Directions for this task: Find each line containing the string "ارسال" and return it.

Exercise material:

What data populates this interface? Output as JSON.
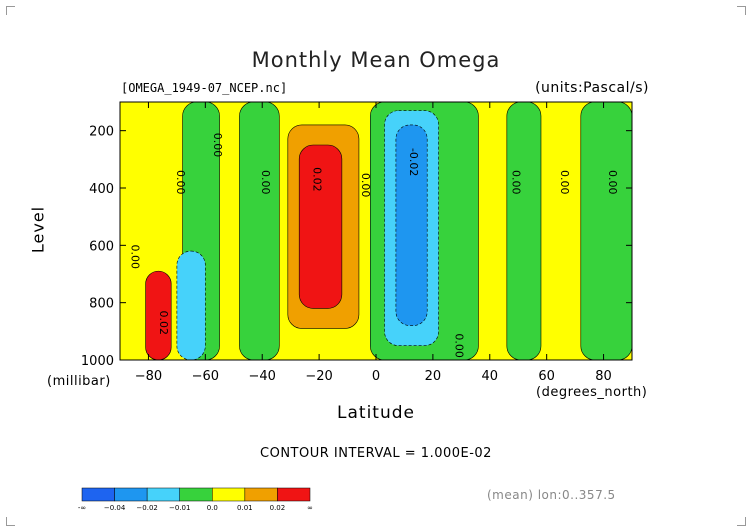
{
  "title": "Monthly Mean Omega",
  "file_label": "[OMEGA_1949-07_NCEP.nc]",
  "units_label": "(units:Pascal/s)",
  "footer": {
    "contour_interval": "CONTOUR INTERVAL = 1.000E-02",
    "mean_label": "(mean) lon:0..357.5"
  },
  "colors": {
    "le_m004": "#1e64f0",
    "m004_m002": "#1e96f0",
    "m002_m001": "#46d2fa",
    "m001_0": "#37d23c",
    "0_001": "#ffff00",
    "001_002": "#f0a000",
    "ge_002": "#f01414"
  },
  "colorbar": {
    "labels": [
      "-∞",
      "−0.04",
      "−0.02",
      "−0.01",
      "0.0",
      "0.01",
      "0.02",
      "∞"
    ],
    "colors": [
      "#1e64f0",
      "#1e96f0",
      "#46d2fa",
      "#37d23c",
      "#ffff00",
      "#f0a000",
      "#f01414"
    ]
  },
  "chart_data": {
    "type": "heatmap",
    "title": "Monthly Mean Omega",
    "xlabel": "Latitude",
    "xunits": "(degrees_north)",
    "ylabel": "Level",
    "yunits": "(millibar)",
    "xlim": [
      -90,
      90
    ],
    "ylim": [
      1000,
      100
    ],
    "x_ticks": [
      -80,
      -60,
      -40,
      -20,
      0,
      20,
      40,
      60,
      80
    ],
    "y_ticks": [
      200,
      400,
      600,
      800,
      1000
    ],
    "contour_levels": [
      -0.04,
      -0.02,
      -0.01,
      0.0,
      0.01,
      0.02
    ],
    "contour_labels": [
      {
        "text": "0.00",
        "lat": -57,
        "level": 250
      },
      {
        "text": "0.00",
        "lat": -70,
        "level": 380
      },
      {
        "text": "0.00",
        "lat": -40,
        "level": 380
      },
      {
        "text": "0.00",
        "lat": -86,
        "level": 640
      },
      {
        "text": "0.02",
        "lat": -76,
        "level": 870
      },
      {
        "text": "0.02",
        "lat": -22,
        "level": 370
      },
      {
        "text": "0.00",
        "lat": -5,
        "level": 390
      },
      {
        "text": "-0.02",
        "lat": 12,
        "level": 310
      },
      {
        "text": "0.00",
        "lat": 28,
        "level": 950
      },
      {
        "text": "0.00",
        "lat": 48,
        "level": 380
      },
      {
        "text": "0.00",
        "lat": 65,
        "level": 380
      },
      {
        "text": "0.00",
        "lat": 82,
        "level": 380
      }
    ],
    "regions": [
      {
        "level": "0_001",
        "lat_range": [
          -90,
          90
        ],
        "p_range": [
          100,
          1000
        ],
        "desc": "background"
      },
      {
        "level": "m001_0",
        "lat_range": [
          -68,
          -55
        ],
        "p_range": [
          100,
          1000
        ]
      },
      {
        "level": "m001_0",
        "lat_range": [
          -48,
          -34
        ],
        "p_range": [
          100,
          1000
        ]
      },
      {
        "level": "001_002",
        "lat_range": [
          -31,
          -6
        ],
        "p_range": [
          180,
          890
        ]
      },
      {
        "level": "ge_002",
        "lat_range": [
          -27,
          -12
        ],
        "p_range": [
          250,
          820
        ]
      },
      {
        "level": "m001_0",
        "lat_range": [
          -2,
          36
        ],
        "p_range": [
          100,
          1000
        ]
      },
      {
        "level": "m002_m001",
        "lat_range": [
          3,
          22
        ],
        "p_range": [
          130,
          950
        ]
      },
      {
        "level": "m004_m002",
        "lat_range": [
          7,
          18
        ],
        "p_range": [
          180,
          880
        ]
      },
      {
        "level": "m001_0",
        "lat_range": [
          46,
          58
        ],
        "p_range": [
          100,
          1000
        ]
      },
      {
        "level": "m001_0",
        "lat_range": [
          72,
          90
        ],
        "p_range": [
          100,
          1000
        ]
      },
      {
        "level": "ge_002",
        "lat_range": [
          -81,
          -72
        ],
        "p_range": [
          690,
          1000
        ]
      },
      {
        "level": "m002_m001",
        "lat_range": [
          -70,
          -60
        ],
        "p_range": [
          620,
          1000
        ]
      }
    ]
  }
}
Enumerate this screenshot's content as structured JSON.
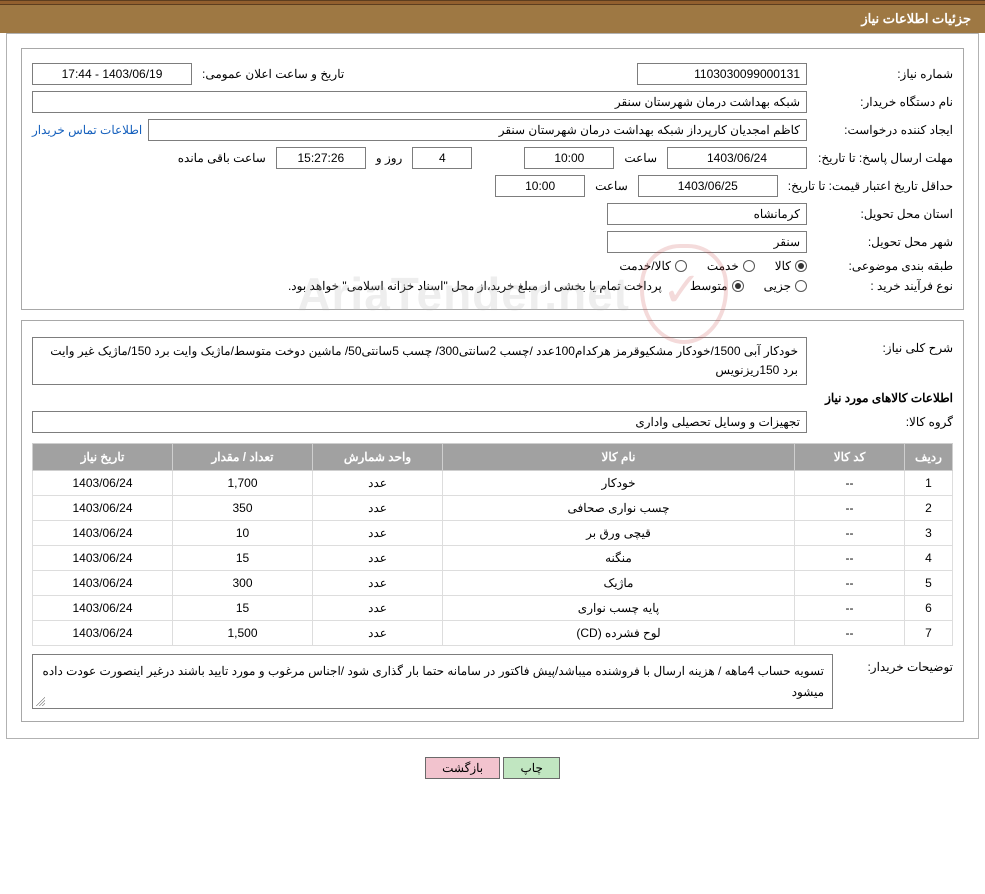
{
  "header": {
    "title": "جزئیات اطلاعات نیاز"
  },
  "labels": {
    "need_no": "شماره نیاز:",
    "announce": "تاریخ و ساعت اعلان عمومی:",
    "buyer_org": "نام دستگاه خریدار:",
    "requester": "ایجاد کننده درخواست:",
    "contact_link": "اطلاعات تماس خریدار",
    "reply_deadline": "مهلت ارسال پاسخ:  تا تاریخ:",
    "time": "ساعت",
    "days_and": "روز و",
    "remaining": "ساعت باقی مانده",
    "price_validity": "حداقل تاریخ اعتبار قیمت: تا تاریخ:",
    "delivery_province": "استان محل تحویل:",
    "delivery_city": "شهر محل تحویل:",
    "subject_class": "طبقه بندی موضوعی:",
    "goods": "کالا",
    "service": "خدمت",
    "goods_service": "کالا/خدمت",
    "purchase_type": "نوع فرآیند خرید :",
    "partial": "جزیی",
    "medium": "متوسط",
    "payment_note": "پرداخت تمام یا بخشی از مبلغ خرید،از محل \"اسناد خزانه اسلامی\" خواهد بود.",
    "need_desc": "شرح کلی نیاز:",
    "items_title": "اطلاعات کالاهای مورد نیاز",
    "goods_group": "گروه کالا:",
    "buyer_notes": "توضیحات خریدار:"
  },
  "fields": {
    "need_no": "1103030099000131",
    "announce_datetime": "1403/06/19 - 17:44",
    "buyer_org": "شبکه بهداشت درمان شهرستان سنقر",
    "requester": "کاظم امجدیان کارپرداز شبکه بهداشت درمان شهرستان سنقر",
    "reply_date": "1403/06/24",
    "reply_time": "10:00",
    "days_left": "4",
    "time_left": "15:27:26",
    "price_valid_date": "1403/06/25",
    "price_valid_time": "10:00",
    "province": "کرمانشاه",
    "city": "سنقر",
    "need_desc": "خودکار آبی 1500/خودکار مشکیوقرمز هرکدام100عدد /چسب 2سانتی300/ چسب 5سانتی50/ ماشین دوخت متوسط/ماژیک وایت برد 150/ماژیک غیر وایت برد 150ریزنویس",
    "goods_group": "تجهیزات و وسایل تحصیلی واداری",
    "buyer_notes": "تسویه حساب 4ماهه / هزینه ارسال با فروشنده میباشد/پیش فاکتور در سامانه حتما بار گذاری شود /اجناس مرغوب و مورد تایید باشند درغیر اینصورت عودت داده میشود"
  },
  "radios": {
    "subject_class_selected": 0,
    "purchase_type_selected": 1
  },
  "table": {
    "headers": {
      "row": "ردیف",
      "code": "کد کالا",
      "name": "نام کالا",
      "unit": "واحد شمارش",
      "qty": "تعداد / مقدار",
      "date": "تاریخ نیاز"
    },
    "rows": [
      {
        "row": "1",
        "code": "--",
        "name": "خودکار",
        "unit": "عدد",
        "qty": "1,700",
        "date": "1403/06/24"
      },
      {
        "row": "2",
        "code": "--",
        "name": "چسب نواری صحافی",
        "unit": "عدد",
        "qty": "350",
        "date": "1403/06/24"
      },
      {
        "row": "3",
        "code": "--",
        "name": "قیچی ورق بر",
        "unit": "عدد",
        "qty": "10",
        "date": "1403/06/24"
      },
      {
        "row": "4",
        "code": "--",
        "name": "منگنه",
        "unit": "عدد",
        "qty": "15",
        "date": "1403/06/24"
      },
      {
        "row": "5",
        "code": "--",
        "name": "ماژیک",
        "unit": "عدد",
        "qty": "300",
        "date": "1403/06/24"
      },
      {
        "row": "6",
        "code": "--",
        "name": "پایه چسب نواری",
        "unit": "عدد",
        "qty": "15",
        "date": "1403/06/24"
      },
      {
        "row": "7",
        "code": "--",
        "name": "لوح فشرده (CD)",
        "unit": "عدد",
        "qty": "1,500",
        "date": "1403/06/24"
      }
    ]
  },
  "buttons": {
    "print": "چاپ",
    "back": "بازگشت"
  },
  "watermark": {
    "text": "AriaTender.net"
  }
}
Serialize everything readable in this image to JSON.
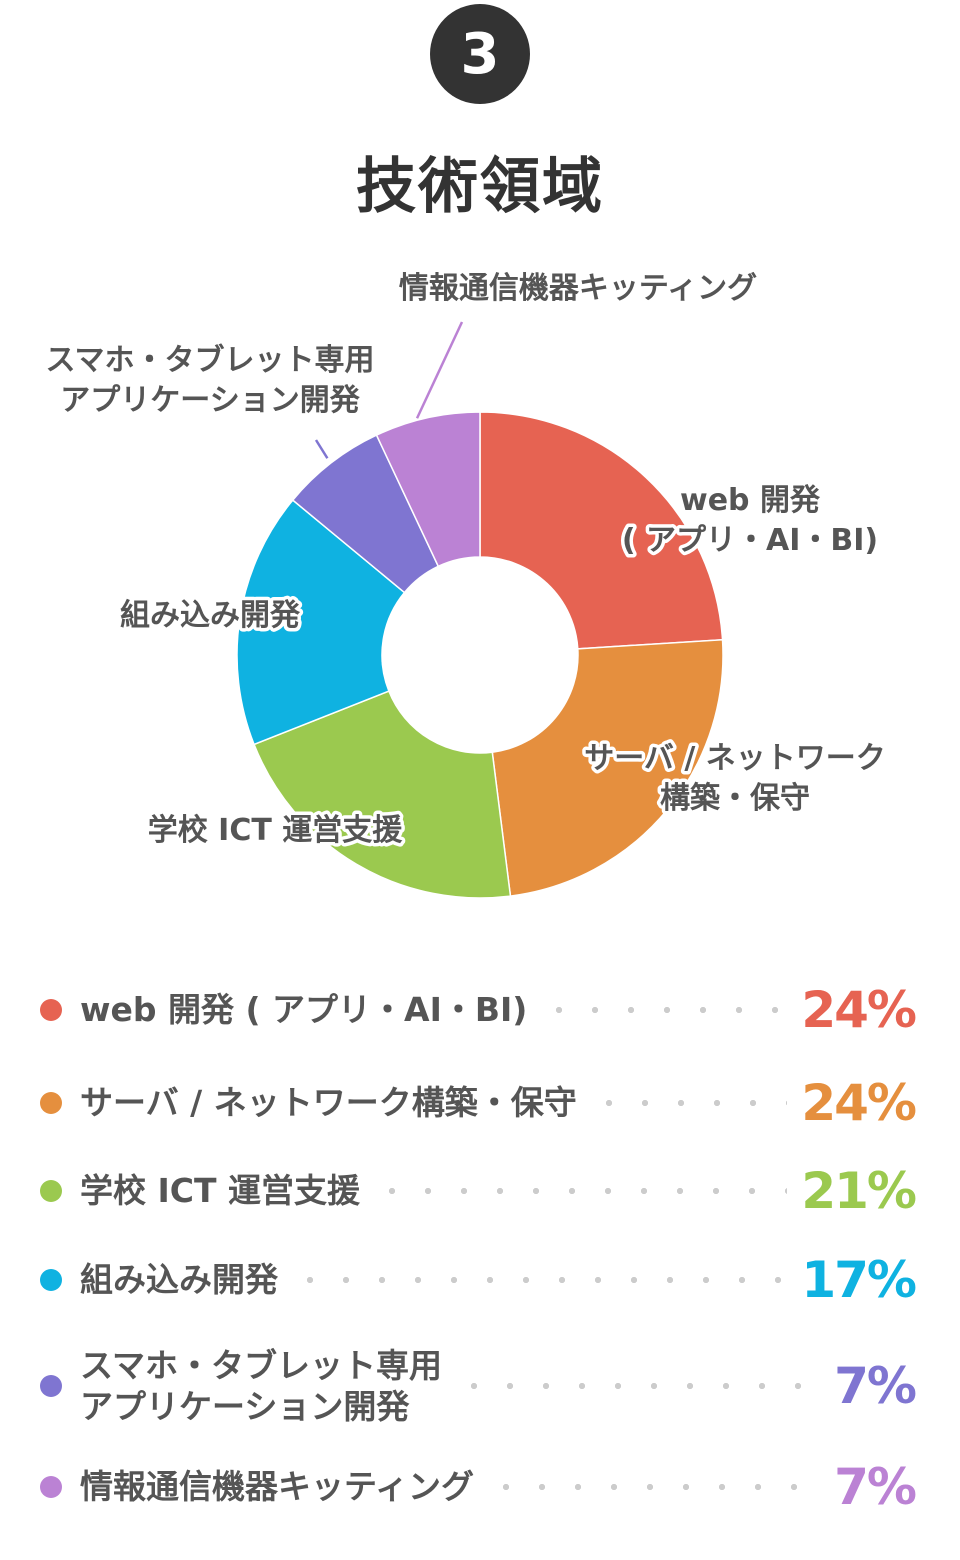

Written solution:
    "reply_deadline": "مهلت ارسال پاسخ:  تا تاریخ:",
    "buyer_notes": "تسویه حساب 4ماهه / هزینه ارسال با فروشنده میباشد/پیش فاکتور در سامانه حتما بار گذاری شود /اجناس مرغوب و مورد تایید باشند درغیر اینصورت عودت داده میشود"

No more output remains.